● Assignment: Keep the wording of the records intact as you retype them, and omit every image.

(Data records)
- Opening Delimiter -

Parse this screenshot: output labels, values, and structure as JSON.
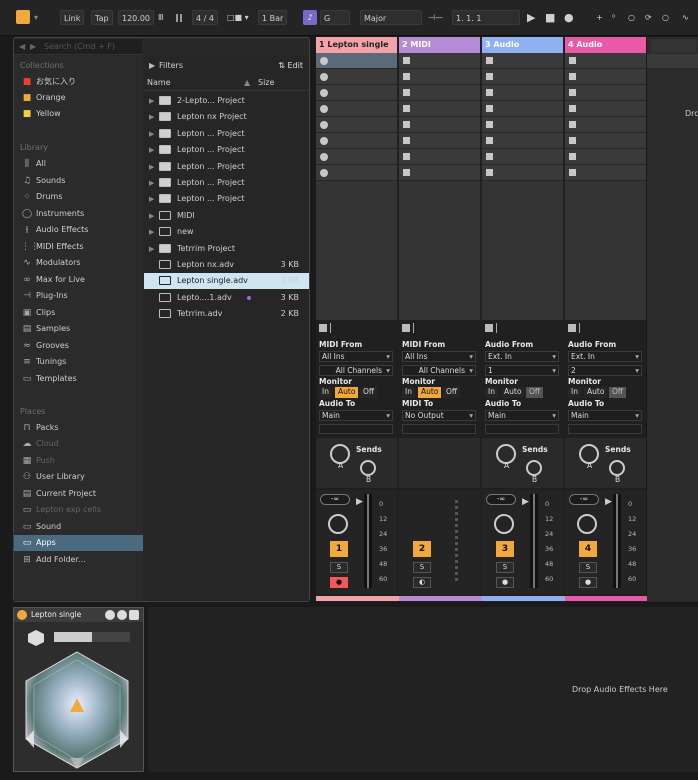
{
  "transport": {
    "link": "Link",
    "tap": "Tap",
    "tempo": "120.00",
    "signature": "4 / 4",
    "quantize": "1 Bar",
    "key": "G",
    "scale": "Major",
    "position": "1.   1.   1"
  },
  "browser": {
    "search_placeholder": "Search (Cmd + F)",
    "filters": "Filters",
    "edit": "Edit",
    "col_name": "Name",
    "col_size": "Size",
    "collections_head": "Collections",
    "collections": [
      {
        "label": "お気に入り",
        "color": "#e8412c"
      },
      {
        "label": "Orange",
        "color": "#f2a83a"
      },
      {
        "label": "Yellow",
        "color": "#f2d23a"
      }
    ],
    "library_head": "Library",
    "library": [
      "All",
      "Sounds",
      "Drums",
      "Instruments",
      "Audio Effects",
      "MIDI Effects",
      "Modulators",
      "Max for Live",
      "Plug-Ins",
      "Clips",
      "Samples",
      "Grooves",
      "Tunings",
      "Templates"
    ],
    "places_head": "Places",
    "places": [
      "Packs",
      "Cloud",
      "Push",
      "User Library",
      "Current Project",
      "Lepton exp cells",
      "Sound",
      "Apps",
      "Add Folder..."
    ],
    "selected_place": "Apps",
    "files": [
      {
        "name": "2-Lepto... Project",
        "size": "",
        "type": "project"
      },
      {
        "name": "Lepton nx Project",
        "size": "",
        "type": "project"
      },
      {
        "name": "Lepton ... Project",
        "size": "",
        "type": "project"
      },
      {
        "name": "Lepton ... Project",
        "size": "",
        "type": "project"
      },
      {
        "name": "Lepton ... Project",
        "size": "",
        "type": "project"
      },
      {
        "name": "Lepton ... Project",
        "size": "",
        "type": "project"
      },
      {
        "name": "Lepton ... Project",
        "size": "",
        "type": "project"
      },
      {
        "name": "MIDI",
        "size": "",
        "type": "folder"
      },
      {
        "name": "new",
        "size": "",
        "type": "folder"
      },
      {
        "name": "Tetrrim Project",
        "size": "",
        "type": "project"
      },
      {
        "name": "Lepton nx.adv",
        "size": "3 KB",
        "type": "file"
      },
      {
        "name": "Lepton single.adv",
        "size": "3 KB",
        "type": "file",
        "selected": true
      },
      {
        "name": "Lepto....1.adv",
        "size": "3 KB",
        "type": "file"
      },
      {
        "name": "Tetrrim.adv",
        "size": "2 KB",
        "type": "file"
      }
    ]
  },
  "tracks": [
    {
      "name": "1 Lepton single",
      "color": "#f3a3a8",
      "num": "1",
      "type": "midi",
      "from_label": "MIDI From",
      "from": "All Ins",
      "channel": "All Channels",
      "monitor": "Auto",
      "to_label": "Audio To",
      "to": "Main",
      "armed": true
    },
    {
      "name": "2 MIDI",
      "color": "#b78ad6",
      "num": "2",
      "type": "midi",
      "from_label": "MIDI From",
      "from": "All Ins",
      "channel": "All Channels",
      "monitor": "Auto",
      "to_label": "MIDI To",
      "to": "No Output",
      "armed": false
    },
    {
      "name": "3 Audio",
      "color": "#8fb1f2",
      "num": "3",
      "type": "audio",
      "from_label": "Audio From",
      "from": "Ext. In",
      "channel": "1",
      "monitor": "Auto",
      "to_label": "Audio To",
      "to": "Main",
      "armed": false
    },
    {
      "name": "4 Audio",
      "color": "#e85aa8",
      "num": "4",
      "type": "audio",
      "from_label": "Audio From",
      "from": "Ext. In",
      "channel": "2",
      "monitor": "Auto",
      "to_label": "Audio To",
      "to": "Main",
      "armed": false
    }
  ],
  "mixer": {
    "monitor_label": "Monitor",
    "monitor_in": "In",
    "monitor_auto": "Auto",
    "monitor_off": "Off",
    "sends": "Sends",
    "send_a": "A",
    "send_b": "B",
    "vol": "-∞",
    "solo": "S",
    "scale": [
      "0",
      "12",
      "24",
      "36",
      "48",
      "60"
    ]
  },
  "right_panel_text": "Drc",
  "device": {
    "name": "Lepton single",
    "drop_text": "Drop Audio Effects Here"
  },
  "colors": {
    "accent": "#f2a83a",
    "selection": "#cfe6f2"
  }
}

- Closing Delimiter -

● Your solution:
Parse this screenshot: output labels, values, and structure as JSON.
{
  "transport": {
    "link": "Link",
    "tap": "Tap",
    "tempo": "120.00",
    "signature": "4 / 4",
    "quantize": "1 Bar",
    "key": "G",
    "scale": "Major",
    "position": "1.   1.   1"
  },
  "browser": {
    "search_placeholder": "Search (Cmd + F)",
    "filters": "Filters",
    "edit": "Edit",
    "col_name": "Name",
    "col_size": "Size",
    "collections_head": "Collections",
    "collections": [
      {
        "label": "お気に入り",
        "color": "#e8412c"
      },
      {
        "label": "Orange",
        "color": "#f2a83a"
      },
      {
        "label": "Yellow",
        "color": "#f2d23a"
      }
    ],
    "library_head": "Library",
    "library": [
      "All",
      "Sounds",
      "Drums",
      "Instruments",
      "Audio Effects",
      "MIDI Effects",
      "Modulators",
      "Max for Live",
      "Plug-Ins",
      "Clips",
      "Samples",
      "Grooves",
      "Tunings",
      "Templates"
    ],
    "places_head": "Places",
    "places": [
      "Packs",
      "Cloud",
      "Push",
      "User Library",
      "Current Project",
      "Lepton exp cells",
      "Sound",
      "Apps",
      "Add Folder..."
    ],
    "selected_place": "Apps",
    "files": [
      {
        "name": "2-Lepto... Project",
        "size": "",
        "type": "project"
      },
      {
        "name": "Lepton nx Project",
        "size": "",
        "type": "project"
      },
      {
        "name": "Lepton ... Project",
        "size": "",
        "type": "project"
      },
      {
        "name": "Lepton ... Project",
        "size": "",
        "type": "project"
      },
      {
        "name": "Lepton ... Project",
        "size": "",
        "type": "project"
      },
      {
        "name": "Lepton ... Project",
        "size": "",
        "type": "project"
      },
      {
        "name": "Lepton ... Project",
        "size": "",
        "type": "project"
      },
      {
        "name": "MIDI",
        "size": "",
        "type": "folder"
      },
      {
        "name": "new",
        "size": "",
        "type": "folder"
      },
      {
        "name": "Tetrrim Project",
        "size": "",
        "type": "project"
      },
      {
        "name": "Lepton nx.adv",
        "size": "3 KB",
        "type": "file"
      },
      {
        "name": "Lepton single.adv",
        "size": "3 KB",
        "type": "file",
        "selected": true
      },
      {
        "name": "Lepto....1.adv",
        "size": "3 KB",
        "type": "file"
      },
      {
        "name": "Tetrrim.adv",
        "size": "2 KB",
        "type": "file"
      }
    ]
  },
  "tracks": [
    {
      "name": "1 Lepton single",
      "color": "#f3a3a8",
      "num": "1",
      "type": "midi",
      "from_label": "MIDI From",
      "from": "All Ins",
      "channel": "All Channels",
      "monitor": "Auto",
      "to_label": "Audio To",
      "to": "Main",
      "armed": true
    },
    {
      "name": "2 MIDI",
      "color": "#b78ad6",
      "num": "2",
      "type": "midi",
      "from_label": "MIDI From",
      "from": "All Ins",
      "channel": "All Channels",
      "monitor": "Auto",
      "to_label": "MIDI To",
      "to": "No Output",
      "armed": false
    },
    {
      "name": "3 Audio",
      "color": "#8fb1f2",
      "num": "3",
      "type": "audio",
      "from_label": "Audio From",
      "from": "Ext. In",
      "channel": "1",
      "monitor": "Auto",
      "to_label": "Audio To",
      "to": "Main",
      "armed": false
    },
    {
      "name": "4 Audio",
      "color": "#e85aa8",
      "num": "4",
      "type": "audio",
      "from_label": "Audio From",
      "from": "Ext. In",
      "channel": "2",
      "monitor": "Auto",
      "to_label": "Audio To",
      "to": "Main",
      "armed": false
    }
  ],
  "mixer": {
    "monitor_label": "Monitor",
    "monitor_in": "In",
    "monitor_auto": "Auto",
    "monitor_off": "Off",
    "sends": "Sends",
    "send_a": "A",
    "send_b": "B",
    "vol": "-∞",
    "solo": "S",
    "scale": [
      "0",
      "12",
      "24",
      "36",
      "48",
      "60"
    ]
  },
  "right_panel_text": "Drc",
  "device": {
    "name": "Lepton single",
    "drop_text": "Drop Audio Effects Here"
  },
  "colors": {
    "accent": "#f2a83a",
    "selection": "#cfe6f2"
  }
}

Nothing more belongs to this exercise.